**To do:** Each record that follows is to be reproduced verbatim.

──────── Data extracts

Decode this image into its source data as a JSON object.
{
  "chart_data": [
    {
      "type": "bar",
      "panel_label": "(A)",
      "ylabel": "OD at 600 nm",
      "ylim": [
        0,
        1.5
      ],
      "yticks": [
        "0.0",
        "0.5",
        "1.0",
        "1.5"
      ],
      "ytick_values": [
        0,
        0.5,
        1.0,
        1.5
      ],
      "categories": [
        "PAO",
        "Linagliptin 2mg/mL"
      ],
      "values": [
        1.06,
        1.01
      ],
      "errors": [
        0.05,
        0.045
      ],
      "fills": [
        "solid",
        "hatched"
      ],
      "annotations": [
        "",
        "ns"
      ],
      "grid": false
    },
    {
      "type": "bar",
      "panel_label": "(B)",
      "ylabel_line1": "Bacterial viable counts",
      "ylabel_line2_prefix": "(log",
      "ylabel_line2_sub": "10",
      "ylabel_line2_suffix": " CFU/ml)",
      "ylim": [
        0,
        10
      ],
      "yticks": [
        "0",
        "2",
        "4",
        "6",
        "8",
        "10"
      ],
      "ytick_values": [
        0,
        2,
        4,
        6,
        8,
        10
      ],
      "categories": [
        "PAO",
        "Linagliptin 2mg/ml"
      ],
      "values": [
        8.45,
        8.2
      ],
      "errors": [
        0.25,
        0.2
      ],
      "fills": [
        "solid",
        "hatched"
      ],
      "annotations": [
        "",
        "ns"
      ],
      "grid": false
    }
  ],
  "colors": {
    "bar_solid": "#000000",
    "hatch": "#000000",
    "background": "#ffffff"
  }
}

────────────────

**Response to the exercise:**
Decode this image into its source data as a JSON object.
{
  "chart_data": [
    {
      "type": "bar",
      "panel_label": "(A)",
      "ylabel": "OD at 600 nm",
      "ylim": [
        0,
        1.5
      ],
      "yticks": [
        "0.0",
        "0.5",
        "1.0",
        "1.5"
      ],
      "ytick_values": [
        0,
        0.5,
        1.0,
        1.5
      ],
      "categories": [
        "PAO",
        "Linagliptin 2mg/mL"
      ],
      "values": [
        1.06,
        1.01
      ],
      "errors": [
        0.05,
        0.045
      ],
      "fills": [
        "solid",
        "hatched"
      ],
      "annotations": [
        "",
        "ns"
      ],
      "grid": false
    },
    {
      "type": "bar",
      "panel_label": "(B)",
      "ylabel_line1": "Bacterial viable counts",
      "ylabel_line2_prefix": "(log",
      "ylabel_line2_sub": "10",
      "ylabel_line2_suffix": " CFU/ml)",
      "ylim": [
        0,
        10
      ],
      "yticks": [
        "0",
        "2",
        "4",
        "6",
        "8",
        "10"
      ],
      "ytick_values": [
        0,
        2,
        4,
        6,
        8,
        10
      ],
      "categories": [
        "PAO",
        "Linagliptin 2mg/ml"
      ],
      "values": [
        8.45,
        8.2
      ],
      "errors": [
        0.25,
        0.2
      ],
      "fills": [
        "solid",
        "hatched"
      ],
      "annotations": [
        "",
        "ns"
      ],
      "grid": false
    }
  ],
  "colors": {
    "bar_solid": "#000000",
    "hatch": "#000000",
    "background": "#ffffff"
  }
}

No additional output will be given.